• What the task requires:
Reproduce each line exactly. Skip none.

• Dataset:
○ ○ ○ ○ ○ ○ ○

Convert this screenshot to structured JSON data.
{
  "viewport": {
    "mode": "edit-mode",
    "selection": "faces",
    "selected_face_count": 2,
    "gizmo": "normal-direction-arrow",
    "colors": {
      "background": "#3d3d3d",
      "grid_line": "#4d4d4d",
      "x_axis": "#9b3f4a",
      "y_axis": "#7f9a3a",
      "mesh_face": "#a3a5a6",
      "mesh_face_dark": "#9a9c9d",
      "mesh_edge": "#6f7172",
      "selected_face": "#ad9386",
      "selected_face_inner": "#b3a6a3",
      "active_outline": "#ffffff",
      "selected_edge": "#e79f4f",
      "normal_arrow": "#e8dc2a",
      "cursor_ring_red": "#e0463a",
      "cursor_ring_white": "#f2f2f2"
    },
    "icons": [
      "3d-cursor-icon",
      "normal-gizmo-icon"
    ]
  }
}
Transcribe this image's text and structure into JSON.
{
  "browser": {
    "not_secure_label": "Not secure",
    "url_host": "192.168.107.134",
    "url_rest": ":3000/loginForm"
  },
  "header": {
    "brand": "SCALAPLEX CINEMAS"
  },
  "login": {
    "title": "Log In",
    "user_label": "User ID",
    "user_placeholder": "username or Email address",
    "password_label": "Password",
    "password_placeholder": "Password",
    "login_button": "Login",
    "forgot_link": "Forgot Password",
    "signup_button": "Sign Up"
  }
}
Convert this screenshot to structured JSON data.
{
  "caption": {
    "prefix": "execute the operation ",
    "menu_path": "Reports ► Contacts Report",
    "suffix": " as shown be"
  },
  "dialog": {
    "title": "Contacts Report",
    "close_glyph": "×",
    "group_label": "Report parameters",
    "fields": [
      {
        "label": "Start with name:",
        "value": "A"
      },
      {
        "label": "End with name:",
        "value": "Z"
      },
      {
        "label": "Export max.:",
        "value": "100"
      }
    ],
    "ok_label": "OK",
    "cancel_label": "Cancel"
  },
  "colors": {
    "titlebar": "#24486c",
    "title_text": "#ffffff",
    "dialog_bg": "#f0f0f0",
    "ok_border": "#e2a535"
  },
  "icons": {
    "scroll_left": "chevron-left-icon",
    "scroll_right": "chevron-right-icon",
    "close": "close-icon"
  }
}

○ ○ ○ ○ ○ ○ ○

• Answer for this exercise:
Convert this screenshot to structured JSON data.
{
  "viewport": {
    "mode": "edit-mode",
    "selection": "faces",
    "selected_face_count": 2,
    "gizmo": "normal-direction-arrow",
    "colors": {
      "background": "#3d3d3d",
      "grid_line": "#4d4d4d",
      "x_axis": "#9b3f4a",
      "y_axis": "#7f9a3a",
      "mesh_face": "#a3a5a6",
      "mesh_face_dark": "#9a9c9d",
      "mesh_edge": "#6f7172",
      "selected_face": "#ad9386",
      "selected_face_inner": "#b3a6a3",
      "active_outline": "#ffffff",
      "selected_edge": "#e79f4f",
      "normal_arrow": "#e8dc2a",
      "cursor_ring_red": "#e0463a",
      "cursor_ring_white": "#f2f2f2"
    },
    "icons": [
      "3d-cursor-icon",
      "normal-gizmo-icon"
    ]
  }
}
Transcribe this image's text and structure into JSON.
{
  "browser": {
    "not_secure_label": "Not secure",
    "url_host": "192.168.107.134",
    "url_rest": ":3000/loginForm"
  },
  "header": {
    "brand": "SCALAPLEX CINEMAS"
  },
  "login": {
    "title": "Log In",
    "user_label": "User ID",
    "user_placeholder": "username or Email address",
    "password_label": "Password",
    "password_placeholder": "Password",
    "login_button": "Login",
    "forgot_link": "Forgot Password",
    "signup_button": "Sign Up"
  }
}
Convert this screenshot to structured JSON data.
{
  "caption": {
    "prefix": "execute the operation ",
    "menu_path": "Reports ► Contacts Report",
    "suffix": " as shown be"
  },
  "dialog": {
    "title": "Contacts Report",
    "close_glyph": "×",
    "group_label": "Report parameters",
    "fields": [
      {
        "label": "Start with name:",
        "value": "A"
      },
      {
        "label": "End with name:",
        "value": "Z"
      },
      {
        "label": "Export max.:",
        "value": "100"
      }
    ],
    "ok_label": "OK",
    "cancel_label": "Cancel"
  },
  "colors": {
    "titlebar": "#24486c",
    "title_text": "#ffffff",
    "dialog_bg": "#f0f0f0",
    "ok_border": "#e2a535"
  },
  "icons": {
    "scroll_left": "chevron-left-icon",
    "scroll_right": "chevron-right-icon",
    "close": "close-icon"
  }
}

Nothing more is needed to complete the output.